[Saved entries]
┄┄┄┄┄┄┄┄┄┄┄┄┄┄┄┄┄┄┄┄
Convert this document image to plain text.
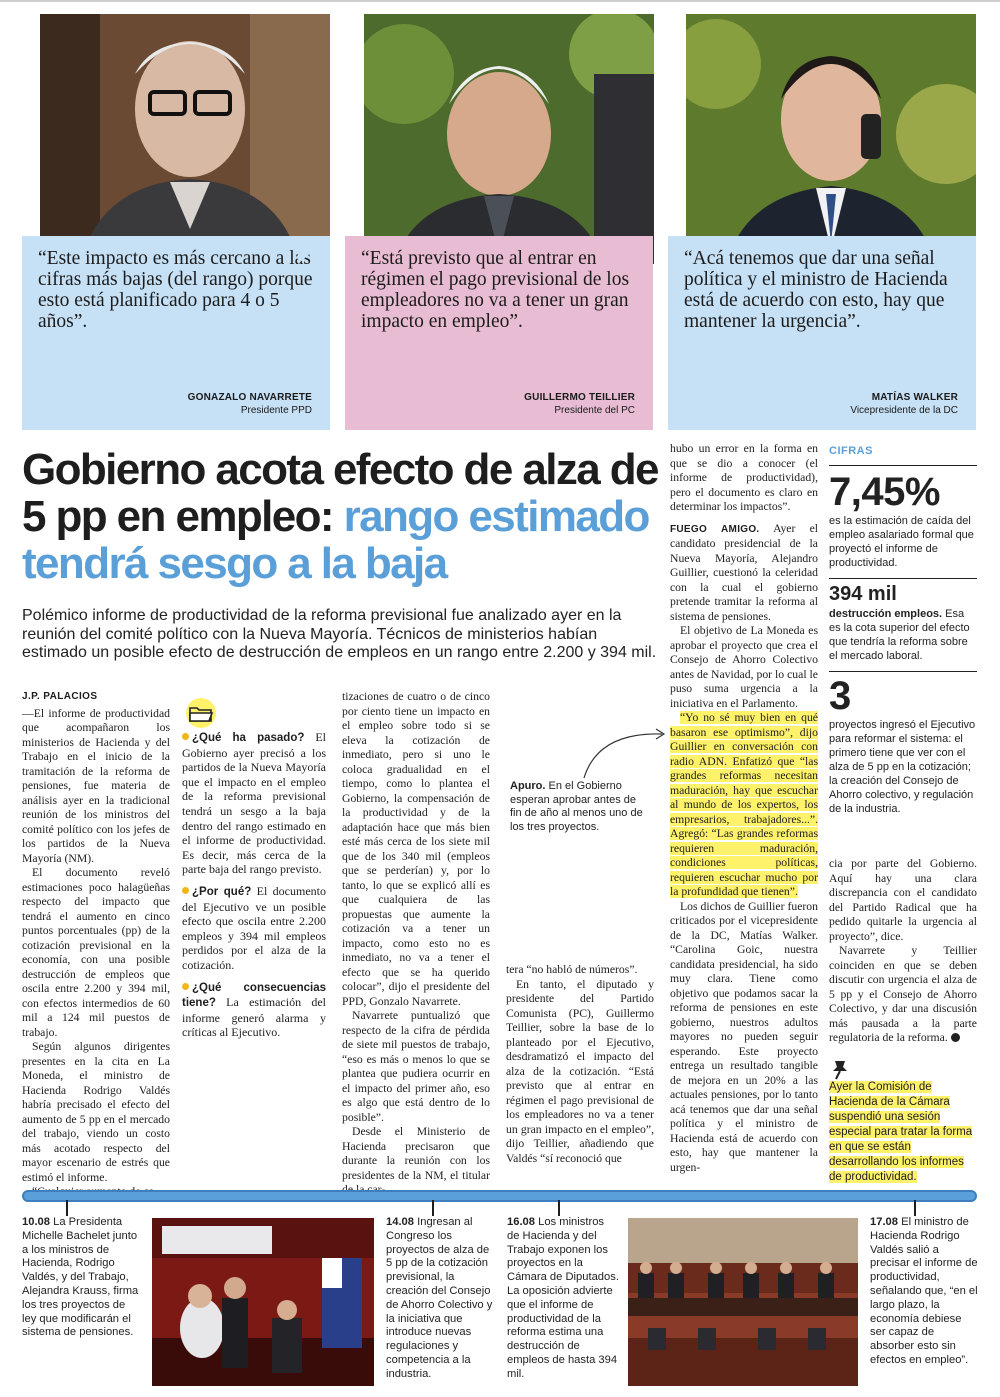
“Este impacto es más cercano a las cifras más bajas (del rango) porque esto está planificado para 4 o 5 años”.
GONAZALO NAVARRETE
Presidente PPD
“Está previsto que al entrar en régimen el pago previsional de los empleadores no va a tener un gran impacto en empleo”.
GUILLERMO TEILLIER
Presidente del PC
“Acá tenemos que dar una señal política y el ministro de Hacienda está de acuerdo con esto, hay que mantener la urgencia”.
MATÍAS WALKER
Vicepresidente de la DC
Gobierno acota efecto de alza de 5 pp en empleo: rango estimado tendrá sesgo a la baja
Polémico informe de productividad de la reforma previsional fue analizado ayer en la reunión del comité político con la Nueva Mayoría. Técnicos de ministerios habían estimado un posible efecto de destrucción de empleos en un rango entre 2.200 y 394 mil.
J.P. PALACIOS

—El informe de productividad que acompañaron los ministerios de Hacienda y del Trabajo en el inicio de la tramitación de la reforma de pensiones, fue materia de análisis ayer en la tradicional reunión de los ministros del comité político con los jefes de los partidos de la Nueva Mayoría (NM).

El documento reveló estimaciones poco halagüeñas respecto del impacto que tendrá el aumento en cinco puntos porcentuales (pp) de la cotización previsional en la economía, con una posible destrucción de empleos que oscila entre 2.200 y 394 mil, con efectos intermedios de 60 mil a 124 mil puestos de trabajo.

Según algunos dirigentes presentes en la cita en La Moneda, el ministro de Hacienda Rodrigo Valdés habría precisado el efecto del aumento de 5 pp en el mercado del trabajo, viendo un costo más acotado respecto del mayor escenario de estrés que estimó el informe.

¿Qué ha pasado? El Gobierno ayer precisó a los partidos de la Nueva Mayoría que el impacto en el empleo de la reforma previsional tendrá un sesgo a la baja dentro del rango estimado en el informe de productividad. Es decir, más cerca de la parte baja del rango previsto.
¿Por qué? El documento del Ejecutivo ve un posible efecto que oscila entre 2.200 empleos y 394 mil empleos perdidos por el alza de la cotización.
¿Qué consecuencias tiene? La estimación del informe generó alarma y críticas al Ejecutivo.

tizaciones de cuatro o de cinco por ciento tiene un impacto en el empleo sobre todo si se eleva la cotización de inmediato, pero si uno le coloca gradualidad en el tiempo, como lo plantea el Gobierno, la compensación de la productividad y de la adaptación hace que más bien esté más cerca de los siete mil que de los 340 mil (empleos que se perderían) y, por lo tanto, lo que se explicó allí es que cualquiera de las propuestas que aumente la cotización va a tener un impacto, como esto no es inmediato, no va a tener el efecto que se ha querido colocar”, dijo el presidente del PPD, Gonzalo Navarrete.

Navarrete puntualizó que respecto de la cifra de pérdida de siete mil puestos de trabajo, “eso es más o menos lo que se plantea que pudiera ocurrir en el impacto del primer año, eso es algo que está dentro de lo posible”.

Desde el Ministerio de Hacienda precisaron que durante la reunión con los presidentes de la NM, el titular

Apuro. En el Gobierno esperan aprobar antes de fin de año al menos uno de los tres proyectos.

tera “no habló de números”.

En tanto, el diputado y presidente del Partido Comunista (PC), Guillermo Teillier, sobre la base de lo planteado por el Ejecutivo, desdramatizó el impacto del alza de la cotización. “Está previsto que al entrar en régimen el pago previsional de los empleadores no va a tener un gran impacto en el empleo”, dijo Teillier, añadiendo que Valdés “sí reconoció que

hubo un error en la forma en que se dio a conocer (el informe de productividad), pero el documento es claro en determinar los impactos”.

FUEGO AMIGO. Ayer el candidato presidencial de la Nueva Mayoría, Alejandro Guillier, cuestionó la celeridad con la cual el gobierno pretende tramitar la reforma al sistema de pensiones.

El objetivo de La Moneda es aprobar el proyecto que crea el Consejo de Ahorro Colectivo antes de Navidad, por lo cual le puso suma urgencia a la iniciativa en el Parlamento.

“Yo no sé muy bien en qué basaron ese optimismo”, dijo Guillier en conversación con radio ADN. Enfatizó que “las grandes reformas necesitan maduración, hay que escuchar al mundo de los expertos, los empresarios, trabajadores...”. Agregó: “Las grandes reformas requieren maduración, condiciones políticas, requieren escuchar mucho por la profundidad que tienen”.

Los dichos de Guillier fueron criticados por el vicepresidente de la DC, Matías Walker. “Carolina Goic, nuestra candidata presidencial, ha sido muy clara. Tiene como objetivo que podamos sacar la reforma de pensiones en este gobierno, nuestros adultos mayores no pueden seguir esperando. Este proyecto entrega un resultado tangible de mejora en un 20% a las actuales pensiones, por lo tanto acá tenemos que dar una señal política y el ministro de Hacienda está de acuerdo con esto, hay que mantener la urgen-

CIFRAS
7,45%
es la estimación de caída del empleo asalariado formal que proyectó el informe de productividad.
394 mil
destrucción empleos. Esa es la cota superior del efecto que tendría la reforma sobre el mercado laboral.
3
proyectos ingresó el Ejecutivo para reformar el sistema: el primero tiene que ver con el alza de 5 pp en la cotización; la creación del Consejo de Ahorro colectivo, y regulación de la industria.

cia por parte del Gobierno. Aquí hay una clara discrepancia con el candidato del Partido Radical que ha pedido quitarle la urgencia al proyecto”, dice.

Navarrete y Teillier coinciden en que se deben discutir con urgencia el alza de 5 pp y el Consejo de Ahorro Colectivo, y dar una discusión más pausada a la parte regulatoria de la reforma.

Ayer la Comisión de Hacienda de la Cámara suspendió una sesión especial para tratar la forma en que se están desarrollando los informes de productividad.
10.08 La Presidenta Michelle Bachelet junto a los ministros de Hacienda, Rodrigo Valdés, y del Trabajo, Alejandra Krauss, firma los tres proyectos de ley que modificarán el sistema de pensiones.
14.08 Ingresan al Congreso los proyectos de alza de 5 pp de la cotización previsional, la creación del Consejo de Ahorro Colectivo y la iniciativa que introduce nuevas regulaciones y competencia a la industria.
16.08 Los ministros de Hacienda y del Trabajo exponen los proyectos en la Cámara de Diputados. La oposición advierte que el informe de productividad de la reforma estima una destrucción de empleos de hasta 394 mil.
17.08 El ministro de Hacienda Rodrigo Valdés salió a precisar el informe de productividad, señalando que, “en el largo plazo, la economía debiese ser capaz de absorber esto sin efectos en empleo”.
┄┄┄┄┄┄┄┄┄┄┄┄┄┄┄┄┄┄┄┄
**What is being asked**
Transcribe every record above exactly, leaving out the pictures.

**Solution for this problem**
Convert this document image to plain text.
“Este impacto es más cercano a las cifras más bajas (del rango) porque esto está planificado para 4 o 5 años”.
GONAZALO NAVARRETE
Presidente PPD
“Está previsto que al entrar en régimen el pago previsional de los empleadores no va a tener un gran impacto en empleo”.
GUILLERMO TEILLIER
Presidente del PC
“Acá tenemos que dar una señal política y el ministro de Hacienda está de acuerdo con esto, hay que mantener la urgencia”.
MATÍAS WALKER
Vicepresidente de la DC
Gobierno acota efecto de alza de 5 pp en empleo: rango estimado tendrá sesgo a la baja
Polémico informe de productividad de la reforma previsional fue analizado ayer en la reunión del comité político con la Nueva Mayoría. Técnicos de ministerios habían estimado un posible efecto de destrucción de empleos en un rango entre 2.200 y 394 mil.
J.P. PALACIOS

—El informe de productividad que acompañaron los ministerios de Hacienda y del Trabajo en el inicio de la tramitación de la reforma de pensiones, fue materia de análisis ayer en la tradicional reunión de los ministros del comité político con los jefes de los partidos de la Nueva Mayoría (NM).

El documento reveló estimaciones poco halagüeñas respecto del impacto que tendrá el aumento en cinco puntos porcentuales (pp) de la cotización previsional en la economía, con una posible destrucción de empleos que oscila entre 2.200 y 394 mil, con efectos intermedios de 60 mil a 124 mil puestos de trabajo.

Según algunos dirigentes presentes en la cita en La Moneda, el ministro de Hacienda Rodrigo Valdés habría precisado el efecto del aumento de 5 pp en el mercado del trabajo, viendo un costo más acotado respecto del mayor escenario de estrés que estimó el informe.

¿Qué ha pasado? El Gobierno ayer precisó a los partidos de la Nueva Mayoría que el impacto en el empleo de la reforma previsional tendrá un sesgo a la baja dentro del rango estimado en el informe de productividad. Es decir, más cerca de la parte baja del rango previsto.
¿Por qué? El documento del Ejecutivo ve un posible efecto que oscila entre 2.200 empleos y 394 mil empleos perdidos por el alza de la cotización.
¿Qué consecuencias tiene? La estimación del informe generó alarma y críticas al Ejecutivo.

tizaciones de cuatro o de cinco por ciento tiene un impacto en el empleo sobre todo si se eleva la cotización de inmediato, pero si uno le coloca gradualidad en el tiempo, como lo plantea el Gobierno, la compensación de la productividad y de la adaptación hace que más bien esté más cerca de los siete mil que de los 340 mil (empleos que se perderían) y, por lo tanto, lo que se explicó allí es que cualquiera de las propuestas que aumente la cotización va a tener un impacto, como esto no es inmediato, no va a tener el efecto que se ha querido colocar”, dijo el presidente del PPD, Gonzalo Navarrete.

Navarrete puntualizó que respecto de la cifra de pérdida de siete mil puestos de trabajo, “eso es más o menos lo que se plantea que pudiera ocurrir en el impacto del primer año, eso es algo que está dentro de lo posible”.

Desde el Ministerio de Hacienda precisaron que durante la reunión con los presidentes de la NM, el titular

Apuro. En el Gobierno esperan aprobar antes de fin de año al menos uno de los tres proyectos.

tera “no habló de números”.

En tanto, el diputado y presidente del Partido Comunista (PC), Guillermo Teillier, sobre la base de lo planteado por el Ejecutivo, desdramatizó el impacto del alza de la cotización. “Está previsto que al entrar en régimen el pago previsional de los empleadores no va a tener un gran impacto en el empleo”, dijo Teillier, añadiendo que Valdés “sí reconoció que

hubo un error en la forma en que se dio a conocer (el informe de productividad), pero el documento es claro en determinar los impactos”.

FUEGO AMIGO. Ayer el candidato presidencial de la Nueva Mayoría, Alejandro Guillier, cuestionó la celeridad con la cual el gobierno pretende tramitar la reforma al sistema de pensiones.

El objetivo de La Moneda es aprobar el proyecto que crea el Consejo de Ahorro Colectivo antes de Navidad, por lo cual le puso suma urgencia a la iniciativa en el Parlamento.

“Yo no sé muy bien en qué basaron ese optimismo”, dijo Guillier en conversación con radio ADN. Enfatizó que “las grandes reformas necesitan maduración, hay que escuchar al mundo de los expertos, los empresarios, trabajadores...”. Agregó: “Las grandes reformas requieren maduración, condiciones políticas, requieren escuchar mucho por la profundidad que tienen”.

Los dichos de Guillier fueron criticados por el vicepresidente de la DC, Matías Walker. “Carolina Goic, nuestra candidata presidencial, ha sido muy clara. Tiene como objetivo que podamos sacar la reforma de pensiones en este gobierno, nuestros adultos mayores no pueden seguir esperando. Este proyecto entrega un resultado tangible de mejora en un 20% a las actuales pensiones, por lo tanto acá tenemos que dar una señal política y el ministro de Hacienda está de acuerdo con esto, hay que mantener la urgen-

CIFRAS
7,45%
es la estimación de caída del empleo asalariado formal que proyectó el informe de productividad.
394 mil
destrucción empleos. Esa es la cota superior del efecto que tendría la reforma sobre el mercado laboral.
3
proyectos ingresó el Ejecutivo para reformar el sistema: el primero tiene que ver con el alza de 5 pp en la cotización; la creación del Consejo de Ahorro colectivo, y regulación de la industria.

cia por parte del Gobierno. Aquí hay una clara discrepancia con el candidato del Partido Radical que ha pedido quitarle la urgencia al proyecto”, dice.

Navarrete y Teillier coinciden en que se deben discutir con urgencia el alza de 5 pp y el Consejo de Ahorro Colectivo, y dar una discusión más pausada a la parte regulatoria de la reforma.

Ayer la Comisión de Hacienda de la Cámara suspendió una sesión especial para tratar la forma en que se están desarrollando los informes de productividad.
10.08 La Presidenta Michelle Bachelet junto a los ministros de Hacienda, Rodrigo Valdés, y del Trabajo, Alejandra Krauss, firma los tres proyectos de ley que modificarán el sistema de pensiones.
14.08 Ingresan al Congreso los proyectos de alza de 5 pp de la cotización previsional, la creación del Consejo de Ahorro Colectivo y la iniciativa que introduce nuevas regulaciones y competencia a la industria.
16.08 Los ministros de Hacienda y del Trabajo exponen los proyectos en la Cámara de Diputados. La oposición advierte que el informe de productividad de la reforma estima una destrucción de empleos de hasta 394 mil.
17.08 El ministro de Hacienda Rodrigo Valdés salió a precisar el informe de productividad, señalando que, “en el largo plazo, la economía debiese ser capaz de absorber esto sin efectos en empleo”.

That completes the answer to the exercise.